Data items:

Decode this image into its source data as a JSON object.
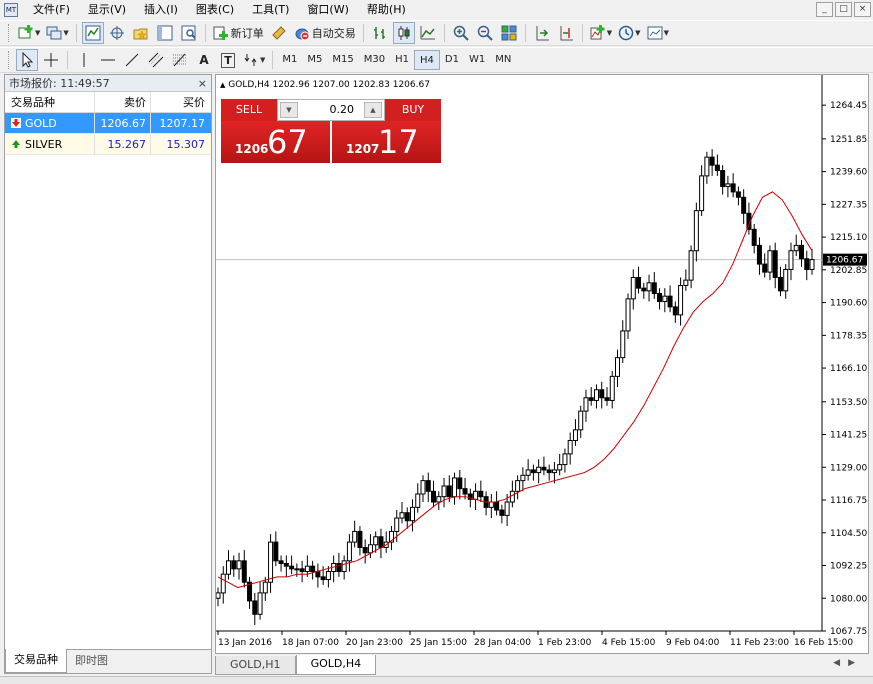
{
  "menu": {
    "items": [
      "文件(F)",
      "显示(V)",
      "插入(I)",
      "图表(C)",
      "工具(T)",
      "窗口(W)",
      "帮助(H)"
    ],
    "window_controls": [
      "_",
      "□",
      "×"
    ]
  },
  "toolbar": {
    "new_order": "新订单",
    "auto_trading": "自动交易",
    "text_tool": "A",
    "label_tool": "T",
    "timeframes": [
      "M1",
      "M5",
      "M15",
      "M30",
      "H1",
      "H4",
      "D1",
      "W1",
      "MN"
    ],
    "active_timeframe": "H4"
  },
  "market_watch": {
    "title": "市场报价: 11:49:57",
    "columns": {
      "symbol": "交易品种",
      "bid": "卖价",
      "ask": "买价"
    },
    "rows": [
      {
        "symbol": "GOLD",
        "bid": "1206.67",
        "ask": "1207.17",
        "direction": "down"
      },
      {
        "symbol": "SILVER",
        "bid": "15.267",
        "ask": "15.307",
        "direction": "up"
      }
    ],
    "tabs": [
      "交易品种",
      "即时图"
    ]
  },
  "chart": {
    "header": "GOLD,H4  1202.96 1207.00 1202.83 1206.67",
    "one_click": {
      "sell_label": "SELL",
      "buy_label": "BUY",
      "volume": "0.20",
      "sell_price_small": "1206",
      "sell_price_big": "67",
      "buy_price_small": "1207",
      "buy_price_big": "17"
    },
    "current_price_label": "1206.67",
    "y_ticks": [
      "1264.45",
      "1251.85",
      "1239.60",
      "1227.35",
      "1215.10",
      "1202.85",
      "1190.60",
      "1178.35",
      "1166.10",
      "1153.50",
      "1141.25",
      "1129.00",
      "1116.75",
      "1104.50",
      "1092.25",
      "1080.00",
      "1067.75"
    ],
    "x_ticks": [
      "13 Jan 2016",
      "18 Jan 07:00",
      "20 Jan 23:00",
      "25 Jan 15:00",
      "28 Jan 04:00",
      "1 Feb 23:00",
      "4 Feb 15:00",
      "9 Feb 04:00",
      "11 Feb 23:00",
      "16 Feb 15:00"
    ],
    "tabs": [
      "GOLD,H1",
      "GOLD,H4"
    ],
    "active_tab": "GOLD,H4",
    "colors": {
      "ma": "#cc0000",
      "candle": "#000000",
      "sell_button": "#d21f1f"
    }
  },
  "chart_data": {
    "type": "candlestick",
    "symbol": "GOLD",
    "timeframe": "H4",
    "ylim": [
      1067.75,
      1269
    ],
    "closes": [
      1082,
      1089,
      1094,
      1091,
      1094,
      1086,
      1079,
      1074,
      1082,
      1086,
      1101,
      1094,
      1093,
      1092,
      1091,
      1091,
      1090,
      1092,
      1090,
      1088,
      1087,
      1090,
      1093,
      1090,
      1094,
      1101,
      1105,
      1099,
      1097,
      1100,
      1103,
      1099,
      1101,
      1105,
      1110,
      1112,
      1109,
      1114,
      1119,
      1124,
      1120,
      1116,
      1118,
      1122,
      1118,
      1125,
      1121,
      1119,
      1117,
      1120,
      1118,
      1114,
      1116,
      1113,
      1111,
      1116,
      1120,
      1124,
      1126,
      1128,
      1127,
      1129,
      1128,
      1127,
      1128,
      1130,
      1134,
      1139,
      1143,
      1150,
      1155,
      1154,
      1158,
      1155,
      1154,
      1163,
      1170,
      1180,
      1192,
      1200,
      1196,
      1195,
      1198,
      1194,
      1191,
      1193,
      1189,
      1186,
      1197,
      1199,
      1210,
      1225,
      1238,
      1245,
      1242,
      1240,
      1234,
      1235,
      1232,
      1230,
      1224,
      1218,
      1212,
      1205,
      1202,
      1210,
      1200,
      1195,
      1203,
      1210,
      1212,
      1207,
      1203,
      1206.67
    ],
    "ma_period_label": "",
    "ma_values": [
      1088,
      1086,
      1084,
      1085,
      1086,
      1087,
      1088,
      1088,
      1089,
      1089,
      1090,
      1091,
      1092,
      1093,
      1094,
      1096,
      1098,
      1100,
      1103,
      1106,
      1109,
      1112,
      1115,
      1117,
      1118,
      1118,
      1117,
      1116,
      1116,
      1117,
      1119,
      1121,
      1122,
      1123,
      1124,
      1125,
      1126,
      1127,
      1129,
      1132,
      1136,
      1141,
      1146,
      1152,
      1159,
      1166,
      1174,
      1181,
      1187,
      1191,
      1194,
      1198,
      1205,
      1214,
      1223,
      1230,
      1232,
      1229,
      1223,
      1216,
      1210
    ]
  }
}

◆ **Short exercise**:
Select every line in the material above where the string "symbol" occurs, and copy it.

◆ **Solution to this exercise**:
      "symbol": "交易品种",
        "symbol": "GOLD",
        "symbol": "SILVER",
    "symbol": "GOLD",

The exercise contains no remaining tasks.